Records supplied

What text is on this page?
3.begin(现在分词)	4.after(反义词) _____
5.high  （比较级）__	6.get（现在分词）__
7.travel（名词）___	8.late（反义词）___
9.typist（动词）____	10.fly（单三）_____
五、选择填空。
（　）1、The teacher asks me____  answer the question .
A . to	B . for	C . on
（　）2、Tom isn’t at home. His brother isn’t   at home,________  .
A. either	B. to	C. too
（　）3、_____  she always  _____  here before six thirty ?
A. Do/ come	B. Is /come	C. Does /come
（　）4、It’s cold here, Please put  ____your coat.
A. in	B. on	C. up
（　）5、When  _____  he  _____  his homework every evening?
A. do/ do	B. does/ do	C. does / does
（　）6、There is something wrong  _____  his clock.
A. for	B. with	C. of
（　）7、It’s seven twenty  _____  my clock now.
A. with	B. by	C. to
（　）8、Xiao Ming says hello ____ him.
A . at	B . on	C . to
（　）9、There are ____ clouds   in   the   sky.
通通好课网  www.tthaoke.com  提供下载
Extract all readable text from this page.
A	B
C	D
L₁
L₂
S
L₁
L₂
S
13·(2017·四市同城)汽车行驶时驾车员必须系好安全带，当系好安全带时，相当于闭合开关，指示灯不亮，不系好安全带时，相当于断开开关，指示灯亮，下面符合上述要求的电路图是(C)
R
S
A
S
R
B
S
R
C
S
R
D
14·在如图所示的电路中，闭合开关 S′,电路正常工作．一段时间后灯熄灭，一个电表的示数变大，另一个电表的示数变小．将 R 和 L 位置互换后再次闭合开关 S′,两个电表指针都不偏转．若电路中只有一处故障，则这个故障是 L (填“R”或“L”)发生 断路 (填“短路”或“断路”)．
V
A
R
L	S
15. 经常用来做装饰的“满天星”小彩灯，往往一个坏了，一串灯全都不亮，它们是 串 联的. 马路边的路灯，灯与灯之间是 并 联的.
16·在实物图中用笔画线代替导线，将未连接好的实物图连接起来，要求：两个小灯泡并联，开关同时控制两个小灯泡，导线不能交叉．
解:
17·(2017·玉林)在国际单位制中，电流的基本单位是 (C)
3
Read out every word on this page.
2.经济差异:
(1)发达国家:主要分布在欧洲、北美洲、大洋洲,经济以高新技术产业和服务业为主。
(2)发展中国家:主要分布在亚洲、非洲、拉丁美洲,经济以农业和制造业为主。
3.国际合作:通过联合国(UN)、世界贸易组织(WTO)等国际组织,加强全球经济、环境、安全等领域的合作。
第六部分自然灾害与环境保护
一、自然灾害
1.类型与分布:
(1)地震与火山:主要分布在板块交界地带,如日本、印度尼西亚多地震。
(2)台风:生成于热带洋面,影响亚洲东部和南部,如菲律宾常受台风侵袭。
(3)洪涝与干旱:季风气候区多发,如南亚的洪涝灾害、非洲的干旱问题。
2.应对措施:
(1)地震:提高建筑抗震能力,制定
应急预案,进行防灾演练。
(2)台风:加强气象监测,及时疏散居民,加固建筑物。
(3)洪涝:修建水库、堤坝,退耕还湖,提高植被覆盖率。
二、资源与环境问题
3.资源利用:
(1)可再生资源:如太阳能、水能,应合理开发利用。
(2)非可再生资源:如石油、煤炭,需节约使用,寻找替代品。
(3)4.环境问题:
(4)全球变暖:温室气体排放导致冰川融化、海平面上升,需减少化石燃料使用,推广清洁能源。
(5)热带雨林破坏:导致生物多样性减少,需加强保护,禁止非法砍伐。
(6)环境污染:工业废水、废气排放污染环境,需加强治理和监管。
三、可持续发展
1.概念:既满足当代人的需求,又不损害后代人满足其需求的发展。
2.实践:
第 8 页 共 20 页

Problem to solve
Each line above that includes "every" should be shown.

Reply
（　）5、When  _____  he  _____  his homework every evening?
Read out every word on this page.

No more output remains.